What needs to be done: Bring together all lines of the material below that contain the string "поощрении".

[Records from a collection]
------

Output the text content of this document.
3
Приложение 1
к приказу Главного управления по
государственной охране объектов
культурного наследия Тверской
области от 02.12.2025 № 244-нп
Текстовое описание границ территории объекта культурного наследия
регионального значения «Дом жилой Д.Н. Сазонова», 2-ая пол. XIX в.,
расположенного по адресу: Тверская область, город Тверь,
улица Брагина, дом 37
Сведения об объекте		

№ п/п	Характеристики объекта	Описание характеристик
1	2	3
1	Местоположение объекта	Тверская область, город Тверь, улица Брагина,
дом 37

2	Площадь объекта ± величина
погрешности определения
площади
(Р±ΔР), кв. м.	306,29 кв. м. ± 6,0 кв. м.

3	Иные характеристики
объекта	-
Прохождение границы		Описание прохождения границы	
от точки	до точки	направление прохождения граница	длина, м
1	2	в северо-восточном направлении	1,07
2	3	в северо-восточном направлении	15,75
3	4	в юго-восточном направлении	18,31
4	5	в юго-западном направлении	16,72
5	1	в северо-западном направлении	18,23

------

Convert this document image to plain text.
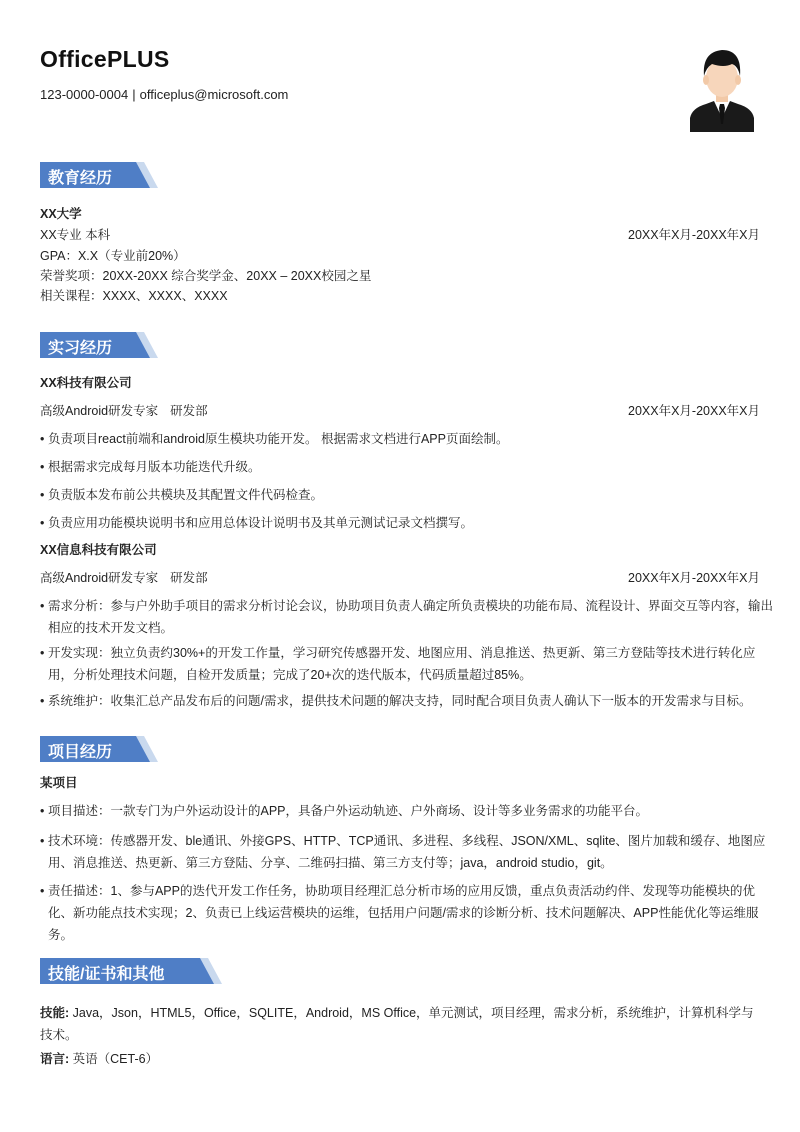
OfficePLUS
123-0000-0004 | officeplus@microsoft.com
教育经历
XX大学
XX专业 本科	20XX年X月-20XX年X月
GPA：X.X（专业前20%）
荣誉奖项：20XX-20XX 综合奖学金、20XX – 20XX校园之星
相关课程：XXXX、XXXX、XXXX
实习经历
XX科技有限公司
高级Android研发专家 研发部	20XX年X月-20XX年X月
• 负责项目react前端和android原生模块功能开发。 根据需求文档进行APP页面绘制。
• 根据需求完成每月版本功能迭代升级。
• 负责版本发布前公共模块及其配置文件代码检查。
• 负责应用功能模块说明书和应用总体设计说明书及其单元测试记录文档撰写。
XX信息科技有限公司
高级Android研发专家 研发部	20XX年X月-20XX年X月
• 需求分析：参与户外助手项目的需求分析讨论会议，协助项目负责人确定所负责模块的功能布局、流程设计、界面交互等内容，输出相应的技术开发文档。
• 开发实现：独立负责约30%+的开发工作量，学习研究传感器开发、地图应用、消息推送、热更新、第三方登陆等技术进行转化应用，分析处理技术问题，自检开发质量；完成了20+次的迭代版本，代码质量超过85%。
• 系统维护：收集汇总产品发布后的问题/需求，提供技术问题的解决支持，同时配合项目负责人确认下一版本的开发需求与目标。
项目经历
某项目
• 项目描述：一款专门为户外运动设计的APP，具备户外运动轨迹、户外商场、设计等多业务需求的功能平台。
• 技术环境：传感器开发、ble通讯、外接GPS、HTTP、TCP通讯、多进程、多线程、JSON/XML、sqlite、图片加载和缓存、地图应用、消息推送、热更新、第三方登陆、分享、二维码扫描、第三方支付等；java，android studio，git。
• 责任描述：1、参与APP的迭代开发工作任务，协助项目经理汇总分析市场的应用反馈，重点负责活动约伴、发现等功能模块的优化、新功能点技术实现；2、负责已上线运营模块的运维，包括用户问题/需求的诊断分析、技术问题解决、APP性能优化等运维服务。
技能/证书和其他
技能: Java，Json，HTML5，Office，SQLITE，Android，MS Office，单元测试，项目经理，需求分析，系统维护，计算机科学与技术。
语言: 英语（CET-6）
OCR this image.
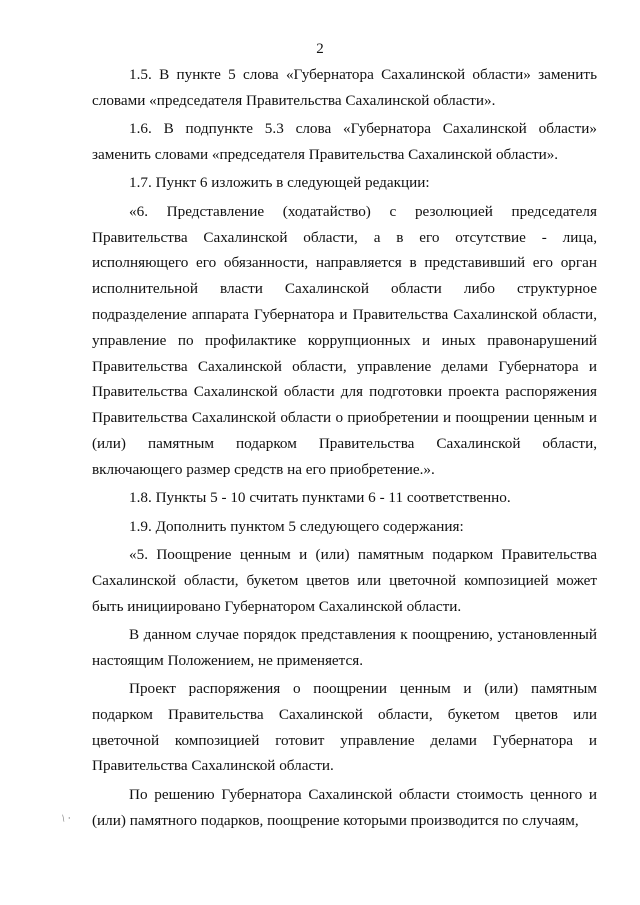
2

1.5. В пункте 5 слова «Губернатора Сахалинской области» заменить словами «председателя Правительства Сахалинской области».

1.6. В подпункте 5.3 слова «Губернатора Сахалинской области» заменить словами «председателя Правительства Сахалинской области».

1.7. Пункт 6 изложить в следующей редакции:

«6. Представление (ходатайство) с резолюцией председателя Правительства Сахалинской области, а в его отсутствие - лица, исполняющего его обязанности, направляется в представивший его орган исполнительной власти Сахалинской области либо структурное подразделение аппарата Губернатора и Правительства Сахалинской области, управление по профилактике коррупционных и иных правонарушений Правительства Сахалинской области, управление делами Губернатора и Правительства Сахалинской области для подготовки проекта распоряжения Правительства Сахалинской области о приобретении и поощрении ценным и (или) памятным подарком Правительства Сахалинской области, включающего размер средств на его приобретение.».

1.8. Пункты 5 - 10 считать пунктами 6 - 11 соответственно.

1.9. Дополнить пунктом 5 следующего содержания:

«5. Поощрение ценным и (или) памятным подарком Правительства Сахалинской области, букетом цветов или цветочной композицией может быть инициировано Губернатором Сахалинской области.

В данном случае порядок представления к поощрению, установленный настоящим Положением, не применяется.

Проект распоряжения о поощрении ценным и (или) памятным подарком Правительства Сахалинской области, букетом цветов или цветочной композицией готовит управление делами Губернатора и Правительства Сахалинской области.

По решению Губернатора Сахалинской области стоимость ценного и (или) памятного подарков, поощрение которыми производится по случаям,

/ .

------

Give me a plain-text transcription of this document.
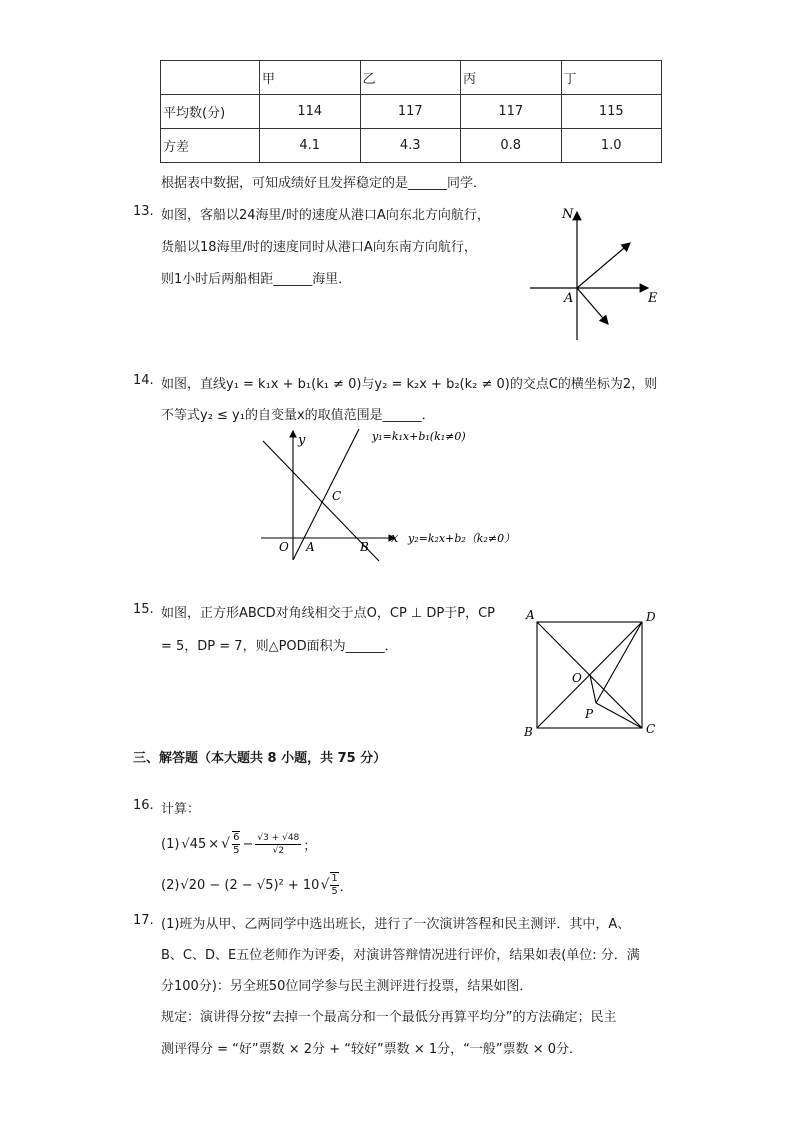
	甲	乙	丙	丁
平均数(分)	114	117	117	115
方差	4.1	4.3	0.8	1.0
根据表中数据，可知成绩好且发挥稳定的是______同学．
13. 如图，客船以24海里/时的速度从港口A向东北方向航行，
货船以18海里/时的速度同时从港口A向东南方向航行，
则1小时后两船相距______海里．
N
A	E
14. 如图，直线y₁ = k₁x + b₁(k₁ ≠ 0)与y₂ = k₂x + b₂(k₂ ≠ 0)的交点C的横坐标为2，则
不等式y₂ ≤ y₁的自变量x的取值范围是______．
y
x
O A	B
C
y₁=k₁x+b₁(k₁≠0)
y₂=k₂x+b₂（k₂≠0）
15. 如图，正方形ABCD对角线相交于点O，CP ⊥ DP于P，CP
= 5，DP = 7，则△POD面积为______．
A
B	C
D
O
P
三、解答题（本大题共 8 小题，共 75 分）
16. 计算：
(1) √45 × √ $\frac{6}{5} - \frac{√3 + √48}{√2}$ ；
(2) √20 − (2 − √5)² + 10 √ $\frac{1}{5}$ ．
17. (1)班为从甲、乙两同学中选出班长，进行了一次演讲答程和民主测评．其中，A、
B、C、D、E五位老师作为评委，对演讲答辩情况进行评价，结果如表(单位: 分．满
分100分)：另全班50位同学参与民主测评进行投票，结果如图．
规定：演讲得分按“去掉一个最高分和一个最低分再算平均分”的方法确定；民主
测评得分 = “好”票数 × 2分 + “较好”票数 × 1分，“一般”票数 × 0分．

------

Worked solution:
«6. Представление (ходатайство) с резолюцией председателя Правительства Сахалинской области, а в его отсутствие - лица, исполняющего его обязанности, направляется в представивший его орган исполнительной власти Сахалинской области либо структурное подразделение аппарата Губернатора и Правительства Сахалинской области, управление по профилактике коррупционных и иных правонарушений Правительства Сахалинской области, управление делами Губернатора и Правительства Сахалинской области для подготовки проекта распоряжения Правительства Сахалинской области о приобретении и поощрении ценным и (или) памятным подарком Правительства Сахалинской области, включающего размер средств на его приобретение.».
Проект распоряжения о поощрении ценным и (или) памятным подарком Правительства Сахалинской области, букетом цветов или цветочной композицией готовит управление делами Губернатора и Правительства Сахалинской области.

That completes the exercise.